EXERCISE: Please pull out every line that includes the string "podemos".

Dataset items
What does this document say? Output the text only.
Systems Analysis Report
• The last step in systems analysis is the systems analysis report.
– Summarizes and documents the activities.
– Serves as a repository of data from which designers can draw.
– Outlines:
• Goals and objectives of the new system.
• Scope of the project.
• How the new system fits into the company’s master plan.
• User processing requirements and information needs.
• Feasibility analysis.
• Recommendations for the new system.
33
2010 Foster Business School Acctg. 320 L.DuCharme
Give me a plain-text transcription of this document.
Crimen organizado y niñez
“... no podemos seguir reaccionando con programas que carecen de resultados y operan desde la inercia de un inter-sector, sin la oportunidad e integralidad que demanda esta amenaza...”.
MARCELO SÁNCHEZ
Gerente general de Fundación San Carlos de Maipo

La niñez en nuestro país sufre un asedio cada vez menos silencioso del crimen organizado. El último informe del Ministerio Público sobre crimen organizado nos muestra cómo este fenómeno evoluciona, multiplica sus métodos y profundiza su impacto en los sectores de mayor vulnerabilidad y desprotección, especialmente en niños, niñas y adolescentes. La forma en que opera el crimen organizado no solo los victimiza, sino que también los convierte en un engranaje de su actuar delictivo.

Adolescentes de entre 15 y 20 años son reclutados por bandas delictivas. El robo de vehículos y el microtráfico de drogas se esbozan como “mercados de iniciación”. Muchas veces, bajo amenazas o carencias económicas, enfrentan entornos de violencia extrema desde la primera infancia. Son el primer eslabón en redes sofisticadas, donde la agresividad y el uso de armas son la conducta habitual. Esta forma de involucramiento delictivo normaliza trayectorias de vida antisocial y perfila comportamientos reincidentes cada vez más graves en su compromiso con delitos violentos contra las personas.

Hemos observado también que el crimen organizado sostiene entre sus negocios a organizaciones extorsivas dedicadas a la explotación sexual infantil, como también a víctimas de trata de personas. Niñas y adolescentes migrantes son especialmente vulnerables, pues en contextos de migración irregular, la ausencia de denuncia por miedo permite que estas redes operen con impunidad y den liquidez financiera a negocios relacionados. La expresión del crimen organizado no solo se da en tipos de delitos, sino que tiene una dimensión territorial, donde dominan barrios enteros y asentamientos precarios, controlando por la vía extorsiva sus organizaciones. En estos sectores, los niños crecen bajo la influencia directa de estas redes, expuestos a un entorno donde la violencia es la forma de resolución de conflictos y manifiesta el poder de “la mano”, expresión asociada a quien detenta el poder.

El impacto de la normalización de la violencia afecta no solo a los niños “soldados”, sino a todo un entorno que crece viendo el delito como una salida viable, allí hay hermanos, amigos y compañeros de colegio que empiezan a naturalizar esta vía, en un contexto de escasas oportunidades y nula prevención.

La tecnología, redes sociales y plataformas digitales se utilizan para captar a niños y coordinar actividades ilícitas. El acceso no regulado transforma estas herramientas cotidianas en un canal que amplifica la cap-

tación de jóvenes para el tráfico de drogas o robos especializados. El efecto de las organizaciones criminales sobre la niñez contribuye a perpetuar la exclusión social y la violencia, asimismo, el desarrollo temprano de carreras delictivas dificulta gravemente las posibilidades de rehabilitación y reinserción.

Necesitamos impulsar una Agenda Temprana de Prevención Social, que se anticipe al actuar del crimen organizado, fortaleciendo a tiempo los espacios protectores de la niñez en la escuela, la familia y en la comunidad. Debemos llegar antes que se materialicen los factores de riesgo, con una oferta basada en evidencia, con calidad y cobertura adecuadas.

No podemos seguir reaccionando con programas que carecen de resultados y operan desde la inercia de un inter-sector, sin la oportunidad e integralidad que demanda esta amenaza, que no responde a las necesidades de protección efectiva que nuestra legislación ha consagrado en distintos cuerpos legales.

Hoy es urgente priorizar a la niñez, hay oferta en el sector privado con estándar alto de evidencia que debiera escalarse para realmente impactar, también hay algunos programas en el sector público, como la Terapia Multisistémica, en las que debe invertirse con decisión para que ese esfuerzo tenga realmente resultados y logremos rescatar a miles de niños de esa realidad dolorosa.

SOLUTION FOR THIS TASK:
“... no podemos seguir reaccionando con programas que carecen de resultados y operan desde la inercia de un inter-sector, sin la oportunidad e integralidad que demanda esta amenaza...”.
No podemos seguir reaccionando con programas que carecen de resultados y operan desde la inercia de un inter-sector, sin la oportunidad e integralidad que demanda esta amenaza, que no responde a las necesidades de protección efectiva que nuestra legislación ha consagrado en distintos cuerpos legales.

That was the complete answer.